DIRECTION: Below is a listing. Gather each line of it that contains "subplot".

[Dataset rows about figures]
============

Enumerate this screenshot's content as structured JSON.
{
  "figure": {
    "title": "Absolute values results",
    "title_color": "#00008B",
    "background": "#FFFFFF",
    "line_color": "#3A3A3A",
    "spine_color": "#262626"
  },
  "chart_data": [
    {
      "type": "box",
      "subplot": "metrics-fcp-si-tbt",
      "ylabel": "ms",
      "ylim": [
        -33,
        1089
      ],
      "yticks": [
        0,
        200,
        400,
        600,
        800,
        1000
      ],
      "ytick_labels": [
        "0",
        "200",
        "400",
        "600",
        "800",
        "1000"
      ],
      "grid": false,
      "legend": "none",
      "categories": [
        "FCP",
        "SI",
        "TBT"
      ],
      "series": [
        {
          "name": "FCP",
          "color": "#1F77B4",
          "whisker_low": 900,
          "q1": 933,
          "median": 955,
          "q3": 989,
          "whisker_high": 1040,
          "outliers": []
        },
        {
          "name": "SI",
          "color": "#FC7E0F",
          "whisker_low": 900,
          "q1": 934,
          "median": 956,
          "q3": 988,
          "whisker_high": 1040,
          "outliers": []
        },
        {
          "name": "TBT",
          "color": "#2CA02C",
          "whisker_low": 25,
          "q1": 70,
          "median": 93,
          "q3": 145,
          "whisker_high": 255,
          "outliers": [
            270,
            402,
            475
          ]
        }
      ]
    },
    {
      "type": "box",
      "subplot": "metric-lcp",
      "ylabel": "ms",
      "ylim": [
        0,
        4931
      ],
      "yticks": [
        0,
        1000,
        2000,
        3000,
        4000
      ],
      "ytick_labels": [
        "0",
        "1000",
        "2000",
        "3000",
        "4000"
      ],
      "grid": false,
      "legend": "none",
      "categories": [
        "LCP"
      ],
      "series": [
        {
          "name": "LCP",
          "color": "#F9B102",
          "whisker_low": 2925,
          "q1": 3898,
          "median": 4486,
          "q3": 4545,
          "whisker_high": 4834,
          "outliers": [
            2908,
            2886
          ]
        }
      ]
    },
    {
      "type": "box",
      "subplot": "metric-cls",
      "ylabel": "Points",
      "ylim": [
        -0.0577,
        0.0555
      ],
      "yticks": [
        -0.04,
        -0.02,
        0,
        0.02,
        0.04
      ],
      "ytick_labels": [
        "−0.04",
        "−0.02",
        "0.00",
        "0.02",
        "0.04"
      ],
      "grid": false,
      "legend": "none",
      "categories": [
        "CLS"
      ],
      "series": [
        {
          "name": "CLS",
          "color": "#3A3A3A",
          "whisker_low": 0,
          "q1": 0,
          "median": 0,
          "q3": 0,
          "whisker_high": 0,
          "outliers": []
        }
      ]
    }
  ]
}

============

SOLUTION TO THIS TASK:
      "subplot": "metrics-fcp-si-tbt",
      "subplot": "metric-lcp",
      "subplot": "metric-cls",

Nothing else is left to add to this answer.